__Written problem__: Write out the records below once more, exactly as they stand.

►

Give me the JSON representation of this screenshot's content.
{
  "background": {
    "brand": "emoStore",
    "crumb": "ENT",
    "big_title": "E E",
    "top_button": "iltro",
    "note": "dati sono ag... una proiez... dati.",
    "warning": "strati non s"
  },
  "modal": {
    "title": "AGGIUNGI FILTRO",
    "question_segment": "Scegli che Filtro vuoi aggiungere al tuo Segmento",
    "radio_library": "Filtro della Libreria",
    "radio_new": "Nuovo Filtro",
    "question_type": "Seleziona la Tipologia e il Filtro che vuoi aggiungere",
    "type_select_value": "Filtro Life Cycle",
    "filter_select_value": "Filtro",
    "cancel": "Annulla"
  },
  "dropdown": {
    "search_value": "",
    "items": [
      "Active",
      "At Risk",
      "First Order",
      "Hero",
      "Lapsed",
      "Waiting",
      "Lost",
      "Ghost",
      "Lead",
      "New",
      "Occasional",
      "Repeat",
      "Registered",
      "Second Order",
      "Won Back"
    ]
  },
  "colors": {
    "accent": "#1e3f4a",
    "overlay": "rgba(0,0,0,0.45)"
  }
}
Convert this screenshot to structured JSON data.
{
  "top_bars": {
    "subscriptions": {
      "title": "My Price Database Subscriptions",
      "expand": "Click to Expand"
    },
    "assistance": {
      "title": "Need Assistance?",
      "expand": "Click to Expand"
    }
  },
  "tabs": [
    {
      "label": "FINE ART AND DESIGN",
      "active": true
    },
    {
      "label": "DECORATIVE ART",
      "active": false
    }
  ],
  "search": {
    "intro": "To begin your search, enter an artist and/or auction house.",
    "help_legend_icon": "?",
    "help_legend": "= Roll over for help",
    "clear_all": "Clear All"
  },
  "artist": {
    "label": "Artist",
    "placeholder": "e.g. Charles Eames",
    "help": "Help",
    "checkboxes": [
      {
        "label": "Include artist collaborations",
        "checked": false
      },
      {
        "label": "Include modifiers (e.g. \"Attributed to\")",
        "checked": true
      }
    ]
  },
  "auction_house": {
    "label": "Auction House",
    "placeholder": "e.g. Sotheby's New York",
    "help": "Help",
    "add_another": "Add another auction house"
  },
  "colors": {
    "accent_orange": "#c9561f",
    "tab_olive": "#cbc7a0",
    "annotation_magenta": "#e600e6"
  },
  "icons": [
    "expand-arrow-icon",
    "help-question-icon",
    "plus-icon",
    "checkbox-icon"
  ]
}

◄

__Final answer__:
Give me the JSON representation of this screenshot's content.
{
  "background": {
    "brand": "emoStore",
    "crumb": "ENT",
    "big_title": "E E",
    "top_button": "iltro",
    "note": "dati sono ag... una proiez... dati.",
    "warning": "strati non s"
  },
  "modal": {
    "title": "AGGIUNGI FILTRO",
    "question_segment": "Scegli che Filtro vuoi aggiungere al tuo Segmento",
    "radio_library": "Filtro della Libreria",
    "radio_new": "Nuovo Filtro",
    "question_type": "Seleziona la Tipologia e il Filtro che vuoi aggiungere",
    "type_select_value": "Filtro Life Cycle",
    "filter_select_value": "Filtro",
    "cancel": "Annulla"
  },
  "dropdown": {
    "search_value": "",
    "items": [
      "Active",
      "At Risk",
      "First Order",
      "Hero",
      "Lapsed",
      "Waiting",
      "Lost",
      "Ghost",
      "Lead",
      "New",
      "Occasional",
      "Repeat",
      "Registered",
      "Second Order",
      "Won Back"
    ]
  },
  "colors": {
    "accent": "#1e3f4a",
    "overlay": "rgba(0,0,0,0.45)"
  }
}
Convert this screenshot to structured JSON data.
{
  "top_bars": {
    "subscriptions": {
      "title": "My Price Database Subscriptions",
      "expand": "Click to Expand"
    },
    "assistance": {
      "title": "Need Assistance?",
      "expand": "Click to Expand"
    }
  },
  "tabs": [
    {
      "label": "FINE ART AND DESIGN",
      "active": true
    },
    {
      "label": "DECORATIVE ART",
      "active": false
    }
  ],
  "search": {
    "intro": "To begin your search, enter an artist and/or auction house.",
    "help_legend_icon": "?",
    "help_legend": "= Roll over for help",
    "clear_all": "Clear All"
  },
  "artist": {
    "label": "Artist",
    "placeholder": "e.g. Charles Eames",
    "help": "Help",
    "checkboxes": [
      {
        "label": "Include artist collaborations",
        "checked": false
      },
      {
        "label": "Include modifiers (e.g. \"Attributed to\")",
        "checked": true
      }
    ]
  },
  "auction_house": {
    "label": "Auction House",
    "placeholder": "e.g. Sotheby's New York",
    "help": "Help",
    "add_another": "Add another auction house"
  },
  "colors": {
    "accent_orange": "#c9561f",
    "tab_olive": "#cbc7a0",
    "annotation_magenta": "#e600e6"
  },
  "icons": [
    "expand-arrow-icon",
    "help-question-icon",
    "plus-icon",
    "checkbox-icon"
  ]
}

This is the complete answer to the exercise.